→ Directions for this task:
Pictures in the data below are not part of the copy; transcribe everything else exactly.

begin

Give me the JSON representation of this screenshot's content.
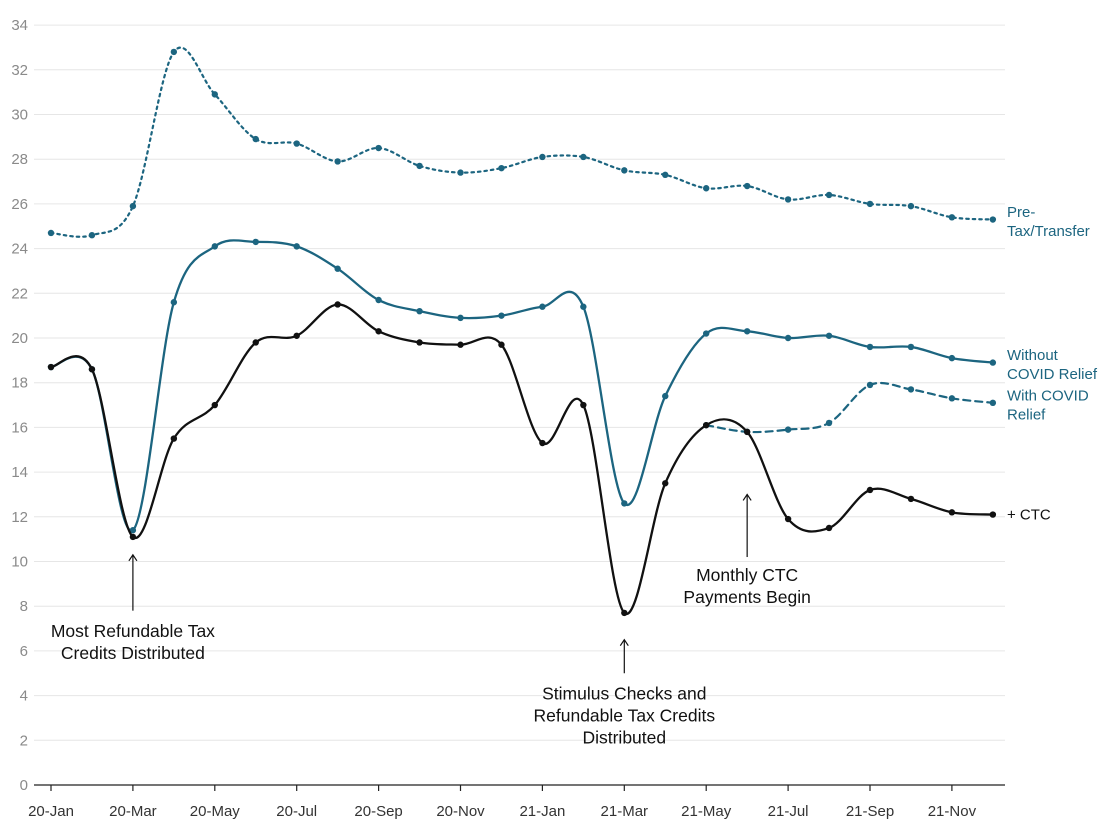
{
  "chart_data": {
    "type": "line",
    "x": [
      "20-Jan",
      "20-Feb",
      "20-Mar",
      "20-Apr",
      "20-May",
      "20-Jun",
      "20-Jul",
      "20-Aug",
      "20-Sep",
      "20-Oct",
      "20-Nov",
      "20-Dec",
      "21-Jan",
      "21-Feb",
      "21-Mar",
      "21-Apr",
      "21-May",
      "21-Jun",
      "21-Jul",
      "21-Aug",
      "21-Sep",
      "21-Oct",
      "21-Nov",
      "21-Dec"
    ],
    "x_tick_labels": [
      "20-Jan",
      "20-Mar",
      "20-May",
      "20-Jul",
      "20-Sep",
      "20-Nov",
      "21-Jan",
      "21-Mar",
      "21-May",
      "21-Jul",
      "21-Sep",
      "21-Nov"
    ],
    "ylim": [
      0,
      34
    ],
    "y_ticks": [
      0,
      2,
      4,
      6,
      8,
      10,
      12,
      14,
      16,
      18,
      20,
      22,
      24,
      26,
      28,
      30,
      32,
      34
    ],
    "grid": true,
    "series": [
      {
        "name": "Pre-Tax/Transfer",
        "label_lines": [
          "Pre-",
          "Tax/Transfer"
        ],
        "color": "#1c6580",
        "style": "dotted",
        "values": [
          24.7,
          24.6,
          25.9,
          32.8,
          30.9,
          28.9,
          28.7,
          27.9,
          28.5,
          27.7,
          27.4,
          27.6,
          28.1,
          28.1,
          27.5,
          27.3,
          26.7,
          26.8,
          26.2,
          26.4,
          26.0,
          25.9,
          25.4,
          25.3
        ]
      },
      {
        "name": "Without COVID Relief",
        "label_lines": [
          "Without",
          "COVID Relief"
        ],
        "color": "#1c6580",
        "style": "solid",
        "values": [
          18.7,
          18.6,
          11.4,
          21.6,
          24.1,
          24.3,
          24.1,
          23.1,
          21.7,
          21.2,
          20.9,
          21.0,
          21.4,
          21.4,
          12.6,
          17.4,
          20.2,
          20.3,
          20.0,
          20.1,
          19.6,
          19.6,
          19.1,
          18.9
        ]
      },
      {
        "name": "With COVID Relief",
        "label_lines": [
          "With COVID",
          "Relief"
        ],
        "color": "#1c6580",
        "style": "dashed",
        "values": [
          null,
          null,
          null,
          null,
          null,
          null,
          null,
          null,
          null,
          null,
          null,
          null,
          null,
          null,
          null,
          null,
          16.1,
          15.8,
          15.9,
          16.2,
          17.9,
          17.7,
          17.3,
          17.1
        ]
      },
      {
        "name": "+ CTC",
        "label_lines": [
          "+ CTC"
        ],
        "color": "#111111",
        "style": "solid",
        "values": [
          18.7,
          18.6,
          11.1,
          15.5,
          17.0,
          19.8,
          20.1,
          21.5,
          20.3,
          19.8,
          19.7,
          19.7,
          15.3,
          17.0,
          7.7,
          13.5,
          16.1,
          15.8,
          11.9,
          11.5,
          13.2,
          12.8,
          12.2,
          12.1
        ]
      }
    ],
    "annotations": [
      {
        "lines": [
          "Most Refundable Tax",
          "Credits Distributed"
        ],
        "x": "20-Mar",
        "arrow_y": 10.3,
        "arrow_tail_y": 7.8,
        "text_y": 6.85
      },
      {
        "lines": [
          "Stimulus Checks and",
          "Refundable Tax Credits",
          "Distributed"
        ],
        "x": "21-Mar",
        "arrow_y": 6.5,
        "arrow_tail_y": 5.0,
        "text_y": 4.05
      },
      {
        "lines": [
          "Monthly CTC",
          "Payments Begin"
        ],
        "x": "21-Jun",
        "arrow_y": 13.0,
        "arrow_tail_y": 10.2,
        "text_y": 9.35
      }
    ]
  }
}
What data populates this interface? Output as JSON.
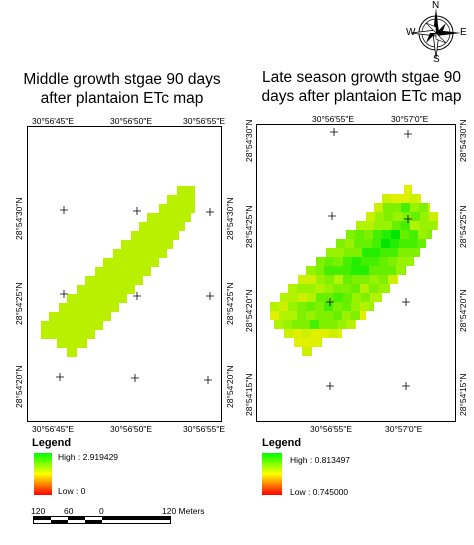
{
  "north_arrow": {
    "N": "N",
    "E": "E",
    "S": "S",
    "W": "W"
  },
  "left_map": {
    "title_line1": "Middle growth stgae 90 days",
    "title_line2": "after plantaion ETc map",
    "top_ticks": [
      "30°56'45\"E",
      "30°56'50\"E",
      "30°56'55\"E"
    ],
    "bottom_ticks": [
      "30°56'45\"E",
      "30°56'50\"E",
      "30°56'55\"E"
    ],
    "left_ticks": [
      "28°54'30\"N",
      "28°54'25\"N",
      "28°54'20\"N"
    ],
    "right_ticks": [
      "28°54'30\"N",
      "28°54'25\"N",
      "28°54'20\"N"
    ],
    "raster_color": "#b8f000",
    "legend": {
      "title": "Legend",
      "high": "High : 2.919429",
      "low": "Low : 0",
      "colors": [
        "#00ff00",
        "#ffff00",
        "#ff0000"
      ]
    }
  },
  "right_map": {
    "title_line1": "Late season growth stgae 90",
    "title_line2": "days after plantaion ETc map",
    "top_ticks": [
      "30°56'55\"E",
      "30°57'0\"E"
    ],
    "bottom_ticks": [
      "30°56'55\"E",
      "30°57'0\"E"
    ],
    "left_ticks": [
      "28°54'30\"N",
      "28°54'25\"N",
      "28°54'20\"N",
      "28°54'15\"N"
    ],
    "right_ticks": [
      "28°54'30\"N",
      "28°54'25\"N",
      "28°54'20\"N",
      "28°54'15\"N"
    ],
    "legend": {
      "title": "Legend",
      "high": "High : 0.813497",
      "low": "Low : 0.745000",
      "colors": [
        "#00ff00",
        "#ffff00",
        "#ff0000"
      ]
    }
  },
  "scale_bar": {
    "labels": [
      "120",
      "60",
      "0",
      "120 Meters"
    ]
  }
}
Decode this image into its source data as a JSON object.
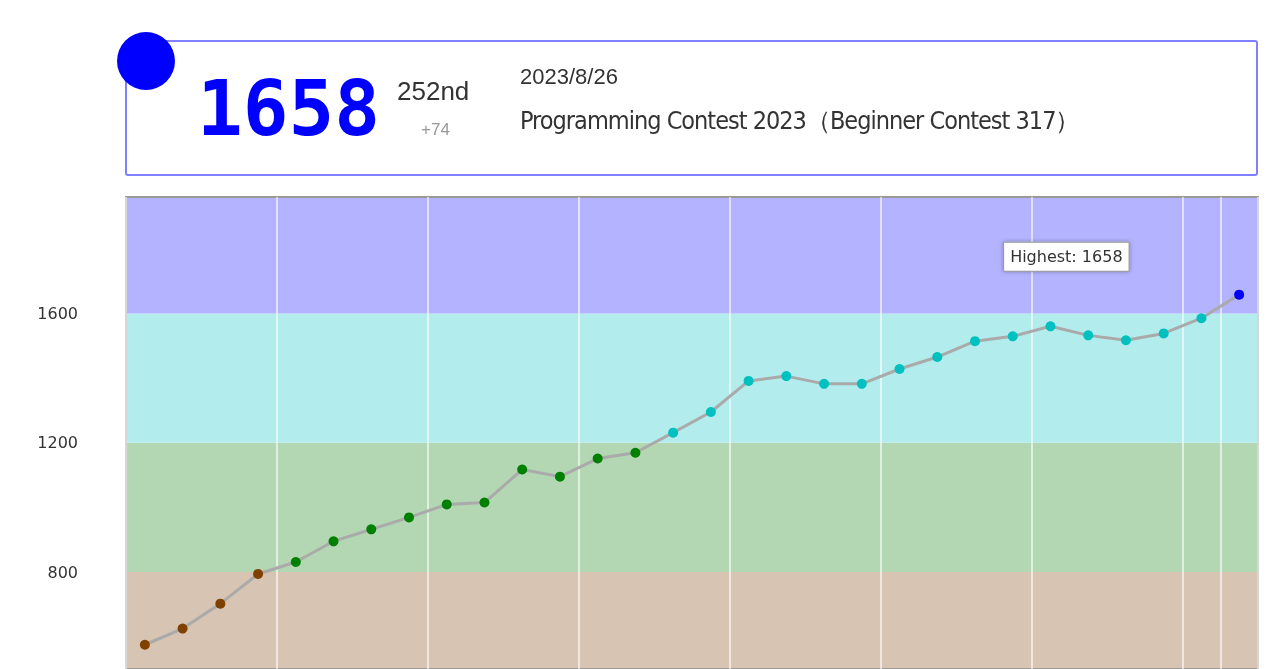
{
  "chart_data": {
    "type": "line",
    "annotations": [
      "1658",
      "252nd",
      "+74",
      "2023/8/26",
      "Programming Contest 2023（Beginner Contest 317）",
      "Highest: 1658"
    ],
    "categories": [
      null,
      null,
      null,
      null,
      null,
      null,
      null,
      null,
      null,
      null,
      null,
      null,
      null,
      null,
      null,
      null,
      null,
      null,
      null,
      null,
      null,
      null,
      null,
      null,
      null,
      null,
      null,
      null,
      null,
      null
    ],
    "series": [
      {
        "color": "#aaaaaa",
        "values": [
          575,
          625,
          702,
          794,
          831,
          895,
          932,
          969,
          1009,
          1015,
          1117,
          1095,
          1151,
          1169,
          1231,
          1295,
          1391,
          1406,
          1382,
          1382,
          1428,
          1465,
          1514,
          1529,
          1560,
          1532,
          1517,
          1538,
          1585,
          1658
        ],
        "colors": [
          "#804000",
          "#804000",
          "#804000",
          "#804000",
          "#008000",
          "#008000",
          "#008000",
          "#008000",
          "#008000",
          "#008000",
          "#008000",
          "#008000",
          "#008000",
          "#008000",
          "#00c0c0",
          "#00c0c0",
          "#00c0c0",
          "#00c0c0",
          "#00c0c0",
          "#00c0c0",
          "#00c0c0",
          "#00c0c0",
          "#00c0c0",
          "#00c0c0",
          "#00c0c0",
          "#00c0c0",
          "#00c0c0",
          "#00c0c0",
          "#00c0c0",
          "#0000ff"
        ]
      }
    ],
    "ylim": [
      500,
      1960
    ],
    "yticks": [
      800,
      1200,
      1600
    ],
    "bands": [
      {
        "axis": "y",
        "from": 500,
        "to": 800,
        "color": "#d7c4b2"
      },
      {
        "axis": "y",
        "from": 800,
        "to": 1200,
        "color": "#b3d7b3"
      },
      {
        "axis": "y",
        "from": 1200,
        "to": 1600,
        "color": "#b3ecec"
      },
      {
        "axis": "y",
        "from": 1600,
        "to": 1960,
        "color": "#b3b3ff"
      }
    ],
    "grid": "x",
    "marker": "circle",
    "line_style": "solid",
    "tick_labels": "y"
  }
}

end

→ Solution to this exercise:
Give me the JSON representation of this screenshot's content.
{
  "chart_data": {
    "type": "line",
    "x": [
      "20-Jan",
      "20-Feb",
      "20-Mar",
      "20-Apr",
      "20-May",
      "20-Jun",
      "20-Jul",
      "20-Aug",
      "20-Sep",
      "20-Oct",
      "20-Nov",
      "20-Dec",
      "21-Jan",
      "21-Feb",
      "21-Mar",
      "21-Apr",
      "21-May",
      "21-Jun",
      "21-Jul",
      "21-Aug",
      "21-Sep",
      "21-Oct",
      "21-Nov",
      "21-Dec"
    ],
    "x_tick_labels": [
      "20-Jan",
      "20-Mar",
      "20-May",
      "20-Jul",
      "20-Sep",
      "20-Nov",
      "21-Jan",
      "21-Mar",
      "21-May",
      "21-Jul",
      "21-Sep",
      "21-Nov"
    ],
    "ylim": [
      0,
      34
    ],
    "y_ticks": [
      0,
      2,
      4,
      6,
      8,
      10,
      12,
      14,
      16,
      18,
      20,
      22,
      24,
      26,
      28,
      30,
      32,
      34
    ],
    "grid": true,
    "series": [
      {
        "name": "Pre-Tax/Transfer",
        "label_lines": [
          "Pre-",
          "Tax/Transfer"
        ],
        "color": "#1c6580",
        "style": "dotted",
        "values": [
          24.7,
          24.6,
          25.9,
          32.8,
          30.9,
          28.9,
          28.7,
          27.9,
          28.5,
          27.7,
          27.4,
          27.6,
          28.1,
          28.1,
          27.5,
          27.3,
          26.7,
          26.8,
          26.2,
          26.4,
          26.0,
          25.9,
          25.4,
          25.3
        ]
      },
      {
        "name": "Without COVID Relief",
        "label_lines": [
          "Without",
          "COVID Relief"
        ],
        "color": "#1c6580",
        "style": "solid",
        "values": [
          18.7,
          18.6,
          11.4,
          21.6,
          24.1,
          24.3,
          24.1,
          23.1,
          21.7,
          21.2,
          20.9,
          21.0,
          21.4,
          21.4,
          12.6,
          17.4,
          20.2,
          20.3,
          20.0,
          20.1,
          19.6,
          19.6,
          19.1,
          18.9
        ]
      },
      {
        "name": "With COVID Relief",
        "label_lines": [
          "With COVID",
          "Relief"
        ],
        "color": "#1c6580",
        "style": "dashed",
        "values": [
          null,
          null,
          null,
          null,
          null,
          null,
          null,
          null,
          null,
          null,
          null,
          null,
          null,
          null,
          null,
          null,
          16.1,
          15.8,
          15.9,
          16.2,
          17.9,
          17.7,
          17.3,
          17.1
        ]
      },
      {
        "name": "+ CTC",
        "label_lines": [
          "+ CTC"
        ],
        "color": "#111111",
        "style": "solid",
        "values": [
          18.7,
          18.6,
          11.1,
          15.5,
          17.0,
          19.8,
          20.1,
          21.5,
          20.3,
          19.8,
          19.7,
          19.7,
          15.3,
          17.0,
          7.7,
          13.5,
          16.1,
          15.8,
          11.9,
          11.5,
          13.2,
          12.8,
          12.2,
          12.1
        ]
      }
    ],
    "annotations": [
      {
        "lines": [
          "Most Refundable Tax",
          "Credits Distributed"
        ],
        "x": "20-Mar",
        "arrow_y": 10.3,
        "arrow_tail_y": 7.8,
        "text_y": 6.85
      },
      {
        "lines": [
          "Stimulus Checks and",
          "Refundable Tax Credits",
          "Distributed"
        ],
        "x": "21-Mar",
        "arrow_y": 6.5,
        "arrow_tail_y": 5.0,
        "text_y": 4.05
      },
      {
        "lines": [
          "Monthly CTC",
          "Payments Begin"
        ],
        "x": "21-Jun",
        "arrow_y": 13.0,
        "arrow_tail_y": 10.2,
        "text_y": 9.35
      }
    ]
  }
}
What data populates this interface? Output as JSON.
{
  "north_arrow": {
    "N": "N",
    "E": "E",
    "S": "S",
    "W": "W"
  },
  "left_map": {
    "title_line1": "Middle growth stgae 90 days",
    "title_line2": "after plantaion ETc map",
    "top_ticks": [
      "30°56'45\"E",
      "30°56'50\"E",
      "30°56'55\"E"
    ],
    "bottom_ticks": [
      "30°56'45\"E",
      "30°56'50\"E",
      "30°56'55\"E"
    ],
    "left_ticks": [
      "28°54'30\"N",
      "28°54'25\"N",
      "28°54'20\"N"
    ],
    "right_ticks": [
      "28°54'30\"N",
      "28°54'25\"N",
      "28°54'20\"N"
    ],
    "raster_color": "#b8f000",
    "legend": {
      "title": "Legend",
      "high": "High : 2.919429",
      "low": "Low : 0",
      "colors": [
        "#00ff00",
        "#ffff00",
        "#ff0000"
      ]
    }
  },
  "right_map": {
    "title_line1": "Late season growth stgae 90",
    "title_line2": "days after plantaion ETc map",
    "top_ticks": [
      "30°56'55\"E",
      "30°57'0\"E"
    ],
    "bottom_ticks": [
      "30°56'55\"E",
      "30°57'0\"E"
    ],
    "left_ticks": [
      "28°54'30\"N",
      "28°54'25\"N",
      "28°54'20\"N",
      "28°54'15\"N"
    ],
    "right_ticks": [
      "28°54'30\"N",
      "28°54'25\"N",
      "28°54'20\"N",
      "28°54'15\"N"
    ],
    "legend": {
      "title": "Legend",
      "high": "High : 0.813497",
      "low": "Low : 0.745000",
      "colors": [
        "#00ff00",
        "#ffff00",
        "#ff0000"
      ]
    }
  },
  "scale_bar": {
    "labels": [
      "120",
      "60",
      "0",
      "120 Meters"
    ]
  }
}
Decode this image into its source data as a JSON object.
{
  "chart_data": {
    "type": "line",
    "annotations": [
      "1658",
      "252nd",
      "+74",
      "2023/8/26",
      "Programming Contest 2023（Beginner Contest 317）",
      "Highest: 1658"
    ],
    "categories": [
      null,
      null,
      null,
      null,
      null,
      null,
      null,
      null,
      null,
      null,
      null,
      null,
      null,
      null,
      null,
      null,
      null,
      null,
      null,
      null,
      null,
      null,
      null,
      null,
      null,
      null,
      null,
      null,
      null,
      null
    ],
    "series": [
      {
        "color": "#aaaaaa",
        "values": [
          575,
          625,
          702,
          794,
          831,
          895,
          932,
          969,
          1009,
          1015,
          1117,
          1095,
          1151,
          1169,
          1231,
          1295,
          1391,
          1406,
          1382,
          1382,
          1428,
          1465,
          1514,
          1529,
          1560,
          1532,
          1517,
          1538,
          1585,
          1658
        ],
        "colors": [
          "#804000",
          "#804000",
          "#804000",
          "#804000",
          "#008000",
          "#008000",
          "#008000",
          "#008000",
          "#008000",
          "#008000",
          "#008000",
          "#008000",
          "#008000",
          "#008000",
          "#00c0c0",
          "#00c0c0",
          "#00c0c0",
          "#00c0c0",
          "#00c0c0",
          "#00c0c0",
          "#00c0c0",
          "#00c0c0",
          "#00c0c0",
          "#00c0c0",
          "#00c0c0",
          "#00c0c0",
          "#00c0c0",
          "#00c0c0",
          "#00c0c0",
          "#0000ff"
        ]
      }
    ],
    "ylim": [
      500,
      1960
    ],
    "yticks": [
      800,
      1200,
      1600
    ],
    "bands": [
      {
        "axis": "y",
        "from": 500,
        "to": 800,
        "color": "#d7c4b2"
      },
      {
        "axis": "y",
        "from": 800,
        "to": 1200,
        "color": "#b3d7b3"
      },
      {
        "axis": "y",
        "from": 1200,
        "to": 1600,
        "color": "#b3ecec"
      },
      {
        "axis": "y",
        "from": 1600,
        "to": 1960,
        "color": "#b3b3ff"
      }
    ],
    "grid": "x",
    "marker": "circle",
    "line_style": "solid",
    "tick_labels": "y"
  }
}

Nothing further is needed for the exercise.